» WRITTEN REQUEST
Write the material out again exactly.

[Entries from a dataset]
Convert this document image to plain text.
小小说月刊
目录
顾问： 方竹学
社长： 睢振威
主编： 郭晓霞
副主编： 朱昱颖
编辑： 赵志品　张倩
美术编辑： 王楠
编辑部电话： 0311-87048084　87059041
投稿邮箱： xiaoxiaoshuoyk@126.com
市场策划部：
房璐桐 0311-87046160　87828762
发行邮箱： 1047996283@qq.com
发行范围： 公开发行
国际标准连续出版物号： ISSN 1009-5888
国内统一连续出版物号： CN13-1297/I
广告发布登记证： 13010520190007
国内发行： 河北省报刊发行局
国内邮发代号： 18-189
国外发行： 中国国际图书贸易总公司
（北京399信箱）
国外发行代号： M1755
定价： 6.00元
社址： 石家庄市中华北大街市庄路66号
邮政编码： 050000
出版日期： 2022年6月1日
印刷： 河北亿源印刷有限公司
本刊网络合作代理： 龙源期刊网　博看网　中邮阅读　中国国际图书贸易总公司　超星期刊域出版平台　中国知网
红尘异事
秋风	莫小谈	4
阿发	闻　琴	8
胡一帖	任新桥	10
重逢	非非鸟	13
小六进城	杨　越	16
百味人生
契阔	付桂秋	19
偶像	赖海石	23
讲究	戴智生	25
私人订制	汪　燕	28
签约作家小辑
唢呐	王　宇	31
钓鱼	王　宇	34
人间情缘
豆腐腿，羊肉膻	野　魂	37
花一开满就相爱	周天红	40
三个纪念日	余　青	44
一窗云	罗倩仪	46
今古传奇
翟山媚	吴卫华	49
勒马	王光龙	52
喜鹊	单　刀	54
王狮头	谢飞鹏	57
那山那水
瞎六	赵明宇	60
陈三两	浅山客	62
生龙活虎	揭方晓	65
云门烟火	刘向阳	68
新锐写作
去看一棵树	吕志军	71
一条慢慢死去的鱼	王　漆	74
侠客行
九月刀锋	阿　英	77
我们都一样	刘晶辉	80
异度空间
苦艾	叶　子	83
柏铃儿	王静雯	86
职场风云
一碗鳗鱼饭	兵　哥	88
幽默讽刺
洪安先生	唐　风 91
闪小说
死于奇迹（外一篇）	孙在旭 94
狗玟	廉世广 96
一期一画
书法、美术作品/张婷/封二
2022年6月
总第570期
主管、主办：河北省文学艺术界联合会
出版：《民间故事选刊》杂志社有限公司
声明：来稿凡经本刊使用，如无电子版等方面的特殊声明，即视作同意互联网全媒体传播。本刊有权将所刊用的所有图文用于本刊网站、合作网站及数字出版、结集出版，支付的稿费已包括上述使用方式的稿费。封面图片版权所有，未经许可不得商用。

» ANSWER TO THE PROBLEM
Convert this document image to plain text.
小小说月刊
目录
顾问： 方竹学
社长： 睢振威
主编： 郭晓霞
副主编： 朱昱颖
编辑： 赵志品　张倩
美术编辑： 王楠
编辑部电话： 0311-87048084　87059041
投稿邮箱： xiaoxiaoshuoyk@126.com
市场策划部：
房璐桐 0311-87046160　87828762
发行邮箱： 1047996283@qq.com
发行范围： 公开发行
国际标准连续出版物号： ISSN 1009-5888
国内统一连续出版物号： CN13-1297/I
广告发布登记证： 13010520190007
国内发行： 河北省报刊发行局
国内邮发代号： 18-189
国外发行： 中国国际图书贸易总公司
（北京399信箱）
国外发行代号： M1755
定价： 6.00元
社址： 石家庄市中华北大街市庄路66号
邮政编码： 050000
出版日期： 2022年6月1日
印刷： 河北亿源印刷有限公司
本刊网络合作代理： 龙源期刊网　博看网　中邮阅读　中国国际图书贸易总公司　超星期刊域出版平台　中国知网
红尘异事
秋风	莫小谈	4
阿发	闻　琴	8
胡一帖	任新桥	10
重逢	非非鸟	13
小六进城	杨　越	16
百味人生
契阔	付桂秋	19
偶像	赖海石	23
讲究	戴智生	25
私人订制	汪　燕	28
签约作家小辑
唢呐	王　宇	31
钓鱼	王　宇	34
人间情缘
豆腐腿，羊肉膻	野　魂	37
花一开满就相爱	周天红	40
三个纪念日	余　青	44
一窗云	罗倩仪	46
今古传奇
翟山媚	吴卫华	49
勒马	王光龙	52
喜鹊	单　刀	54
王狮头	谢飞鹏	57
那山那水
瞎六	赵明宇	60
陈三两	浅山客	62
生龙活虎	揭方晓	65
云门烟火	刘向阳	68
新锐写作
去看一棵树	吕志军	71
一条慢慢死去的鱼	王　漆	74
侠客行
九月刀锋	阿　英	77
我们都一样	刘晶辉	80
异度空间
苦艾	叶　子	83
柏铃儿	王静雯	86
职场风云
一碗鳗鱼饭	兵　哥	88
幽默讽刺
洪安先生	唐　风 91
闪小说
死于奇迹（外一篇）	孙在旭 94
狗玟	廉世广 96
一期一画
书法、美术作品/张婷/封二
2022年6月
总第570期
主管、主办：河北省文学艺术界联合会
出版：《民间故事选刊》杂志社有限公司
声明：来稿凡经本刊使用，如无电子版等方面的特殊声明，即视作同意互联网全媒体传播。本刊有权将所刊用的所有图文用于本刊网站、合作网站及数字出版、结集出版，支付的稿费已包括上述使用方式的稿费。封面图片版权所有，未经许可不得商用。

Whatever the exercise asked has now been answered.